**Your instructions**
Where does the word "Coketown" occur in the entries below? Copy every line that has it.

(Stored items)
▼
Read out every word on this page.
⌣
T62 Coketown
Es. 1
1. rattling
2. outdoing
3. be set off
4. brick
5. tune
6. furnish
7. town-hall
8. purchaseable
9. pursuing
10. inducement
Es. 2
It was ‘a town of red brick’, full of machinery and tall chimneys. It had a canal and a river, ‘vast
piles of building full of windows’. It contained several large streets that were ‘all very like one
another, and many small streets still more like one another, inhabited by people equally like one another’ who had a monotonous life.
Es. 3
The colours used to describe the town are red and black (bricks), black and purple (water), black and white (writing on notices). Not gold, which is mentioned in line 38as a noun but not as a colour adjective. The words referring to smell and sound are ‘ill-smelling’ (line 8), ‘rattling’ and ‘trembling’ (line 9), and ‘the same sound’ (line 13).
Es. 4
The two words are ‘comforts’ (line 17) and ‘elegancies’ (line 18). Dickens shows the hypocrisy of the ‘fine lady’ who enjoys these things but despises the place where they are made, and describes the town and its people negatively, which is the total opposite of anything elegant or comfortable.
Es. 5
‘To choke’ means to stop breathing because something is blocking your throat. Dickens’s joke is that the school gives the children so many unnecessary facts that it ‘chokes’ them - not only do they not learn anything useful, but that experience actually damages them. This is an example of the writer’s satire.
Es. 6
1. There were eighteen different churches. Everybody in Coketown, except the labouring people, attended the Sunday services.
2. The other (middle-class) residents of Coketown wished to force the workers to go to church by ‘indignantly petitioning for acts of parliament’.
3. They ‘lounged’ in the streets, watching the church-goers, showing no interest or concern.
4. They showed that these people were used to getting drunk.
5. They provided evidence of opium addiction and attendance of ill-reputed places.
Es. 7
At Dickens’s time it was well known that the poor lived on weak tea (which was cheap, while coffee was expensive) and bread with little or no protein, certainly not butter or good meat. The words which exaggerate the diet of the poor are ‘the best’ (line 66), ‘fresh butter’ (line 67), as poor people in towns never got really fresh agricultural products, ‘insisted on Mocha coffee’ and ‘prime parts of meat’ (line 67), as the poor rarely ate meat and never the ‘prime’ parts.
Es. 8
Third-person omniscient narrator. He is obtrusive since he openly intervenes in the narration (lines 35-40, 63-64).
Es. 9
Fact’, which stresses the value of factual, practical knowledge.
▲
**Answer box**
T62 Coketown
1. There were eighteen different churches. Everybody in Coketown, except the labouring people, attended the Sunday services.
2. The other (middle-class) residents of Coketown wished to force the workers to go to church by ‘indignantly petitioning for acts of parliament’.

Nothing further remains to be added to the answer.